● REQUIRED TASK
Extract each line from the entries below that has the string "into" in it.
--- Start ---
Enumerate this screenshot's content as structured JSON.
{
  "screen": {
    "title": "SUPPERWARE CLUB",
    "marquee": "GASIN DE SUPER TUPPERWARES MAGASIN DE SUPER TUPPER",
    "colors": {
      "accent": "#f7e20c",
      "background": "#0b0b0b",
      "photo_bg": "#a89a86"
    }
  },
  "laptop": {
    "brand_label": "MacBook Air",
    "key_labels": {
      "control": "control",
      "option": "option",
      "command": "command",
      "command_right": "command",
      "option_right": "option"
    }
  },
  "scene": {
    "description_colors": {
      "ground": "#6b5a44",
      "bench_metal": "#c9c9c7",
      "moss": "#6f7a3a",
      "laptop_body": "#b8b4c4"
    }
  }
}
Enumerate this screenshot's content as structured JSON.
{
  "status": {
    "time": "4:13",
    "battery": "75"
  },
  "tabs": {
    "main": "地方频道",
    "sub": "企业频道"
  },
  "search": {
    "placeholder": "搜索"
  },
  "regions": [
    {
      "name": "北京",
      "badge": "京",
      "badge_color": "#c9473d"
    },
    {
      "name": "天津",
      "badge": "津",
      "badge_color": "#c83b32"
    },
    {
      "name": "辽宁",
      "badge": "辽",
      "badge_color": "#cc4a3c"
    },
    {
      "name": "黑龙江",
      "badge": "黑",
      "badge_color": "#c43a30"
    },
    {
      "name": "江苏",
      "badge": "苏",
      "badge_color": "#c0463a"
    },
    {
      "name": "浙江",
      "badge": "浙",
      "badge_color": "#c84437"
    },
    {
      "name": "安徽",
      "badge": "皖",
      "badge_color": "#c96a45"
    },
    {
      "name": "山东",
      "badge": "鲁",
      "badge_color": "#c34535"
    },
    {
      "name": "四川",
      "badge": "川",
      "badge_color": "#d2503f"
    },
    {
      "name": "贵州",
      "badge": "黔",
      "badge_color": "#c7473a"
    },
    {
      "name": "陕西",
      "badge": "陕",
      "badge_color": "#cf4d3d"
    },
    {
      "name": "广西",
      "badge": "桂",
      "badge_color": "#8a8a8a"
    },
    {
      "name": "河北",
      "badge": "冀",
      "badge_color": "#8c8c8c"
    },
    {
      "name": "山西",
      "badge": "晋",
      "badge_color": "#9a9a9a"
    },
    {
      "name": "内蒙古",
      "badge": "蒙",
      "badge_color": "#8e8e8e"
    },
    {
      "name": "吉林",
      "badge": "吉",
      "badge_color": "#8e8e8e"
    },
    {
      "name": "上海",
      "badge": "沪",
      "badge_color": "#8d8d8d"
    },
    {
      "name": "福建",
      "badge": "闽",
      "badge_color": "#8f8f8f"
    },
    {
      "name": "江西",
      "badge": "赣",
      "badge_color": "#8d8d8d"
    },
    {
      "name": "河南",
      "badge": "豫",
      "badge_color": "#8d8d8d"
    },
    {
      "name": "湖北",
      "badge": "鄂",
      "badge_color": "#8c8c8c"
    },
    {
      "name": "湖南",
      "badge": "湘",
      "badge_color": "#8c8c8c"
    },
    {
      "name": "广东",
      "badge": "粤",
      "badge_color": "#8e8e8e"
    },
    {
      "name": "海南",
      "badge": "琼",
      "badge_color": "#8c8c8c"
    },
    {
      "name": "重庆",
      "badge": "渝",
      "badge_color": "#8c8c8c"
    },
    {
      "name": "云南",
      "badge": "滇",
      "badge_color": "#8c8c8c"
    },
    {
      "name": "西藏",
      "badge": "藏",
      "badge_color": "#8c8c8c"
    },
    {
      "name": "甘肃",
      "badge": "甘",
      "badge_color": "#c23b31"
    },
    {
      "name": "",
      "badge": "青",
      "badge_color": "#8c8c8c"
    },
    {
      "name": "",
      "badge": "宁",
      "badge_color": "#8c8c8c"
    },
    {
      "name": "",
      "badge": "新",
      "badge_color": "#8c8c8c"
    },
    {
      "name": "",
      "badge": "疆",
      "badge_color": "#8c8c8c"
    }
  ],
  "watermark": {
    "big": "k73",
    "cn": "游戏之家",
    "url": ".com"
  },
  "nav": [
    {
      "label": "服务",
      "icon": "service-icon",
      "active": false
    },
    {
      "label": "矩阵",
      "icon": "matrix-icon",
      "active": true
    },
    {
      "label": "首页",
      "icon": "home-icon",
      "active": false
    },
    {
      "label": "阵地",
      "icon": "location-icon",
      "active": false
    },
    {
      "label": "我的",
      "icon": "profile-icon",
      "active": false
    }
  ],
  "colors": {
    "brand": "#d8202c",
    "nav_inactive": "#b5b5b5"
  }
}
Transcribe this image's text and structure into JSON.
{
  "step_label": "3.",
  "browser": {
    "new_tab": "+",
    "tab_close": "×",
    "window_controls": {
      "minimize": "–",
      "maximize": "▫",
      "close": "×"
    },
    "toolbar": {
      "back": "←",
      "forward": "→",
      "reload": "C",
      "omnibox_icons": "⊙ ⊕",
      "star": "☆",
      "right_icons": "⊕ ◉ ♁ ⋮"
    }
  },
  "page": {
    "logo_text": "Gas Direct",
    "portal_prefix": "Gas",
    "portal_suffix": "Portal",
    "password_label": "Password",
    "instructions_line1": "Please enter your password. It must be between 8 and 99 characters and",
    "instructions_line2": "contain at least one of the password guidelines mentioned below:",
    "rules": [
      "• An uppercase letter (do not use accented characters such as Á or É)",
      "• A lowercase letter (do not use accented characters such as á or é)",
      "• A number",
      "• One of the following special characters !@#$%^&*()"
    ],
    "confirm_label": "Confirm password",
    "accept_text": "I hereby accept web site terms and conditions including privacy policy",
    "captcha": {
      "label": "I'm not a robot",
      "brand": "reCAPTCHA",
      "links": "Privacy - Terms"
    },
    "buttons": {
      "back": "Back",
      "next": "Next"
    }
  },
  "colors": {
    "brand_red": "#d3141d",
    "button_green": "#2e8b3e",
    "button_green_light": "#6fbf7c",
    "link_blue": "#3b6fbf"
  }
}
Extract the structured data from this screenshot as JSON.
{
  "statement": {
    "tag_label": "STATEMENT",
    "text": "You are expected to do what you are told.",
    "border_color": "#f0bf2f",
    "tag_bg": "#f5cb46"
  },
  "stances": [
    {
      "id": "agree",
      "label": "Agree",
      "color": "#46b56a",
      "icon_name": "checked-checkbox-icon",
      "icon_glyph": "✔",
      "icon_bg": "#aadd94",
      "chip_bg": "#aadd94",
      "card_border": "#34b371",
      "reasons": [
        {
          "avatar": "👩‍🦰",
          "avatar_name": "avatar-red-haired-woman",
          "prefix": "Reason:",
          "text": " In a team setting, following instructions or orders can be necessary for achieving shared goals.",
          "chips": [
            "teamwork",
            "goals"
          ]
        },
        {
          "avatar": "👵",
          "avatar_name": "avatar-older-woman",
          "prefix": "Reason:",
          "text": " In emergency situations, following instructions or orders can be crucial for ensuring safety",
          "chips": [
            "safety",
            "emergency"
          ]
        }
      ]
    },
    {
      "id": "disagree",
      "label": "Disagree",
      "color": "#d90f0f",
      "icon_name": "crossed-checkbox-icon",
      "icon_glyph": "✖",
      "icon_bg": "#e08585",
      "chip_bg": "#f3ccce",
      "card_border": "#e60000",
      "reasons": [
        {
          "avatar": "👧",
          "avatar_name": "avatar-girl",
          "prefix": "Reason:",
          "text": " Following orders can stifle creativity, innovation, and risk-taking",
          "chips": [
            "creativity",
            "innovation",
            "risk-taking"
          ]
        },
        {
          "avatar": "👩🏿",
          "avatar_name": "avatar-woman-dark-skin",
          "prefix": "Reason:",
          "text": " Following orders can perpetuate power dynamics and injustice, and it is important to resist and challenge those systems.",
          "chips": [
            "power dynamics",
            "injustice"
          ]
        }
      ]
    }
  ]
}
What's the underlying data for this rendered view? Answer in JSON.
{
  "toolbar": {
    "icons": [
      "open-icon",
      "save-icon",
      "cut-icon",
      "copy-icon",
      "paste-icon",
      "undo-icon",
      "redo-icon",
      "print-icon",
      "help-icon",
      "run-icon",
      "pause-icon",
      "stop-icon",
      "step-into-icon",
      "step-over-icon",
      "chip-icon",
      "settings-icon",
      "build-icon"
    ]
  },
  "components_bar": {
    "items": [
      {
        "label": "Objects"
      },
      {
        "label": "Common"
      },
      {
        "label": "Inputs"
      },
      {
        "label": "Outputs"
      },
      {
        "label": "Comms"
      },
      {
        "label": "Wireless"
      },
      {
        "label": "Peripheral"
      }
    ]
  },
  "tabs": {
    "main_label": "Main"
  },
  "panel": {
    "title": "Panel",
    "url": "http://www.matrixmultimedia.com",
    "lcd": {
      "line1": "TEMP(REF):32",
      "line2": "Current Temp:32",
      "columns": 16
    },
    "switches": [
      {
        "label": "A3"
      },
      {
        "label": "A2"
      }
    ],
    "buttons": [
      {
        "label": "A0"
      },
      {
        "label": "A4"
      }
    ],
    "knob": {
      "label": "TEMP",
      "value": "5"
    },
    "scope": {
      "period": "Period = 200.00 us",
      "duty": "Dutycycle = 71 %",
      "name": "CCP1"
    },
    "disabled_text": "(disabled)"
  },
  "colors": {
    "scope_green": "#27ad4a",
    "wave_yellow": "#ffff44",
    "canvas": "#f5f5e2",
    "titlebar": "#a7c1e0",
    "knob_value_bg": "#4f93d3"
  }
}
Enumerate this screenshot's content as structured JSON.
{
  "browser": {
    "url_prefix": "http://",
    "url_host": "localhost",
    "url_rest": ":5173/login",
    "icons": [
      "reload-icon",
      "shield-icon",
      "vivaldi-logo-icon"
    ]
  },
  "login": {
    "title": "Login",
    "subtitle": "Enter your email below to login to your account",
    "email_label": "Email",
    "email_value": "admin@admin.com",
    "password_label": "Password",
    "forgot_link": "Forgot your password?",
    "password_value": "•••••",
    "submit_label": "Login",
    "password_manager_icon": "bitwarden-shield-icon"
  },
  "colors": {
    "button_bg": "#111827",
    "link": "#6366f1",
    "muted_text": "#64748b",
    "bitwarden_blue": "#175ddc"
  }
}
--- End ---
● RESULT
Transcribe this image's text and structure into JSON.
      "step-into-icon",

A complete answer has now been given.